Exercise = Track down every line below that holds "voor" and copy it.
=======
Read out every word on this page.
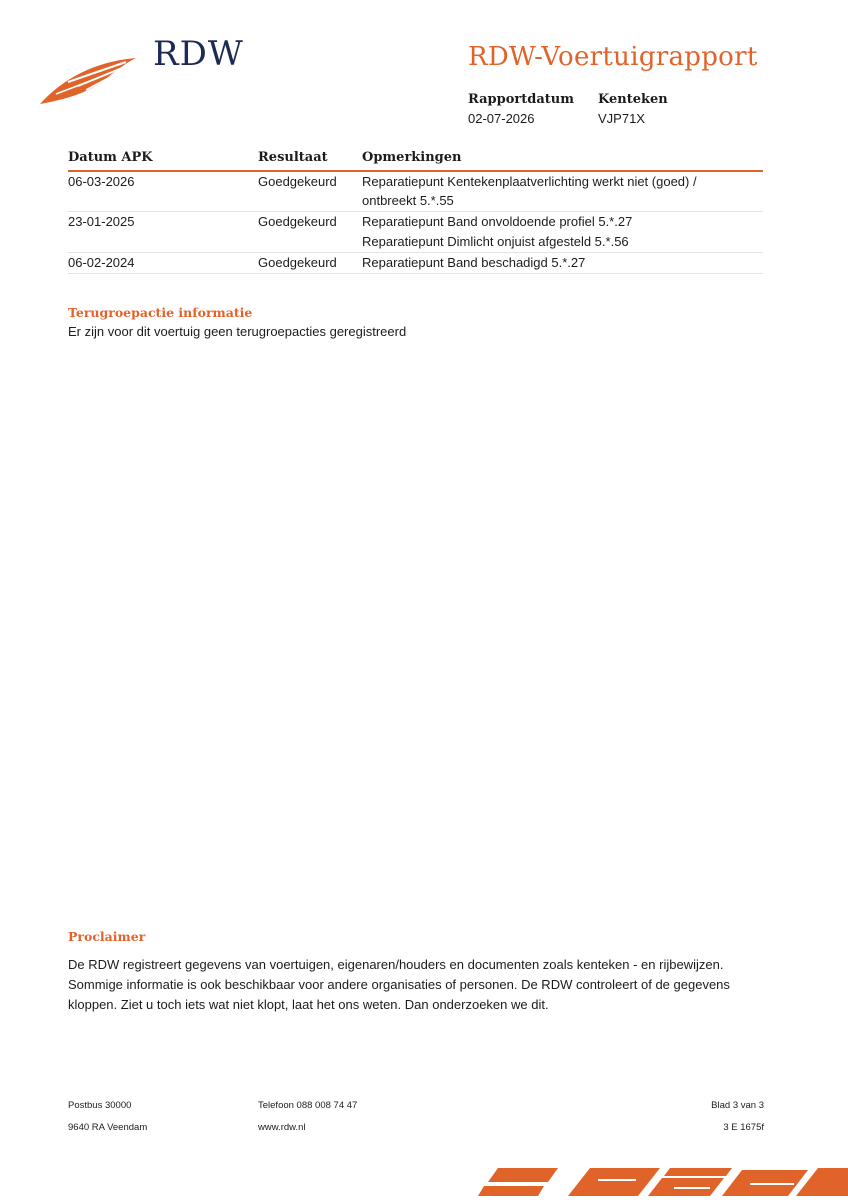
RDW	RDW-Voertuigrapport
Rapportdatum
02-07-2026
Kenteken
VJP71X
Datum APK	Resultaat	Opmerkingen
06-03-2026	Goedgekeurd Reparatiepunt Kentekenplaatverlichting werkt niet (goed) /
ontbreekt 5.*.55
23-01-2025	Goedgekeurd Reparatiepunt Band onvoldoende profiel 5.*.27
Reparatiepunt Dimlicht onjuist afgesteld 5.*.56
06-02-2024	Goedgekeurd Reparatiepunt Band beschadigd 5.*.27
Terugroepactie informatie
Er zijn voor dit voertuig geen terugroepacties geregistreerd
Proclaimer
De RDW registreert gegevens van voertuigen, eigenaren/houders en documenten zoals kenteken - en rijbewijzen.
Sommige informatie is ook beschikbaar voor andere organisaties of personen. De RDW controleert of de gegevens
kloppen. Ziet u toch iets wat niet klopt, laat het ons weten. Dan onderzoeken we dit.
Postbus 30000
9640 RA Veendam
Telefoon 088 008 74 47
www.rdw.nl
Blad 3 van 3
3 E 1675f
=======
Task solution =
Er zijn voor dit voertuig geen terugroepacties geregistreerd
Sommige informatie is ook beschikbaar voor andere organisaties of personen. De RDW controleert of de gegevens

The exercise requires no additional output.